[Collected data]
* * *

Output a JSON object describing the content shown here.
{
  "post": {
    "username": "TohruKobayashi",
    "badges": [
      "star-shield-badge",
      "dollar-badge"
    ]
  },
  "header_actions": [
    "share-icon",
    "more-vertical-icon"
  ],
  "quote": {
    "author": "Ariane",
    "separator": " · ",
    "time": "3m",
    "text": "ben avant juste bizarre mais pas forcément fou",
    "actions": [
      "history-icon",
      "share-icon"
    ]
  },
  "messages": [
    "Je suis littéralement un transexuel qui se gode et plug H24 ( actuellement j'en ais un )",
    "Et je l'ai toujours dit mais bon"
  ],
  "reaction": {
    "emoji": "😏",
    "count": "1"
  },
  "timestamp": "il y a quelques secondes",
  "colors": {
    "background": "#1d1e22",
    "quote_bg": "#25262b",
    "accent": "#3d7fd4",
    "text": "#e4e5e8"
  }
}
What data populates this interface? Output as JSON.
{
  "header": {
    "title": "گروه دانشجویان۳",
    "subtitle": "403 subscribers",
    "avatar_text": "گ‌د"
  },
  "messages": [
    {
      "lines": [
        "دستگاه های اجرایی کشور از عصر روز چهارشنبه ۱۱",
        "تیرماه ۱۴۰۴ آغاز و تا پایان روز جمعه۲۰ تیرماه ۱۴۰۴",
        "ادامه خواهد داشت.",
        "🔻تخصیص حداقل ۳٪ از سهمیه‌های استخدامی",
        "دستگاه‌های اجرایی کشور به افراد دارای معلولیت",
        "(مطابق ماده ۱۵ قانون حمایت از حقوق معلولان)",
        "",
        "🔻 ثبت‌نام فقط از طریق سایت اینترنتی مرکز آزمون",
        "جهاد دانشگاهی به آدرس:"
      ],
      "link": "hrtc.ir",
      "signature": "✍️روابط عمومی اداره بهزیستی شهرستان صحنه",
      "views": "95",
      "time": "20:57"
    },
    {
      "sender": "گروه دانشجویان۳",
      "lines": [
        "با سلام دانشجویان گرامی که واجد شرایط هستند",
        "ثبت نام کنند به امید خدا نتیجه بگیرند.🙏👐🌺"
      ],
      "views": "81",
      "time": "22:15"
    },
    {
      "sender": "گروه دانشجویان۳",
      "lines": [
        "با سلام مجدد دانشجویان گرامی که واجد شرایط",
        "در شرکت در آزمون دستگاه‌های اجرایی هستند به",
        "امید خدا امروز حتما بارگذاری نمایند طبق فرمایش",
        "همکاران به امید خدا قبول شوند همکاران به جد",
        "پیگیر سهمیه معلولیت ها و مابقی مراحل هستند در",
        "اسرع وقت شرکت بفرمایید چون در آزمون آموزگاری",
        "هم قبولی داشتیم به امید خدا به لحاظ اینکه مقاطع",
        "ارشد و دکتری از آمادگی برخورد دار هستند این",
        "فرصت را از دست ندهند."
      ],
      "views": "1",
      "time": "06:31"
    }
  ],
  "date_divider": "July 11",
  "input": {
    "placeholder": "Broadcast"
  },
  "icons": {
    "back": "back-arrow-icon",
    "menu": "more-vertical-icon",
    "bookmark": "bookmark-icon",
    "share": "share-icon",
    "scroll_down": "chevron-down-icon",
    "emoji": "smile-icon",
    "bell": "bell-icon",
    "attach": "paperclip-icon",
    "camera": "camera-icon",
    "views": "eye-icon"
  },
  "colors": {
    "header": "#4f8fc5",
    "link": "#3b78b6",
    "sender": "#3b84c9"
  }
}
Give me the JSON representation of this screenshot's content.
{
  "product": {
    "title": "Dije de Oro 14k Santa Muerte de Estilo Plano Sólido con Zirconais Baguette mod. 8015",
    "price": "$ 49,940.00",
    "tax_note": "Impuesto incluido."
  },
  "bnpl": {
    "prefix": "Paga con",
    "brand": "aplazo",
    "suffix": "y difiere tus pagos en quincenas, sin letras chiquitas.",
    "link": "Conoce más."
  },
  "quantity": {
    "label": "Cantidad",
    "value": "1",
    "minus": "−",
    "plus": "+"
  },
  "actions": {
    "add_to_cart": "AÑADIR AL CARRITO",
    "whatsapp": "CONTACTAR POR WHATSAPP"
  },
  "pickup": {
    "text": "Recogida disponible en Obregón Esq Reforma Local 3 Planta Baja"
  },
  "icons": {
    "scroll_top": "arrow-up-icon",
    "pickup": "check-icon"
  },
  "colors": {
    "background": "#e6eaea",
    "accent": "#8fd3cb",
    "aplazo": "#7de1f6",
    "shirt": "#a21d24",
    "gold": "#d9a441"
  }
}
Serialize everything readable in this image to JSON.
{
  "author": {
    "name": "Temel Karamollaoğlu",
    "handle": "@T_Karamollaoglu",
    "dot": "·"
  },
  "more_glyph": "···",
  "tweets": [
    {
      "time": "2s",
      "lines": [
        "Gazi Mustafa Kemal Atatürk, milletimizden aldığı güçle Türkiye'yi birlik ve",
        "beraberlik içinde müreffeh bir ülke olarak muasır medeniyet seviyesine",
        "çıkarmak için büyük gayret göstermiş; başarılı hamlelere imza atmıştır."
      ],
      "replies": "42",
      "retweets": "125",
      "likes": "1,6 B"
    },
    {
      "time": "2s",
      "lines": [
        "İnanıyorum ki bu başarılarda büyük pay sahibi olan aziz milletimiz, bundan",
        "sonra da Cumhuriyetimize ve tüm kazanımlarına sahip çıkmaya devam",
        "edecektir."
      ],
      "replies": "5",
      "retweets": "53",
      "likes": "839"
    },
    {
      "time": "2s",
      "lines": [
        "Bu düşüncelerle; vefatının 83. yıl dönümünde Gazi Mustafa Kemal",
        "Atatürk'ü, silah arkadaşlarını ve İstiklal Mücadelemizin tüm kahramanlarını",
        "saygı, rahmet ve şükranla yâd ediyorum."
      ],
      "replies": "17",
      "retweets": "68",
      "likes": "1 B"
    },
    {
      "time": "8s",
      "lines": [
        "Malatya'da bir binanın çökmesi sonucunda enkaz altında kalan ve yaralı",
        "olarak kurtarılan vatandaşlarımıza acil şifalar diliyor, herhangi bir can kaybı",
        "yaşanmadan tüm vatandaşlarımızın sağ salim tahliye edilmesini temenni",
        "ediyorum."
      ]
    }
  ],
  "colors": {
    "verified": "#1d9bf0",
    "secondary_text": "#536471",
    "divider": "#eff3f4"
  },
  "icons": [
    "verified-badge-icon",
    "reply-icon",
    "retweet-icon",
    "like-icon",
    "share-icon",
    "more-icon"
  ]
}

* * *

[DIRECTIONS] From the entries above, select each line containing the string "share".

[FINISHED EXERCISE]
    "share-icon",
      "share-icon"
    "share": "share-icon",
    "share-icon",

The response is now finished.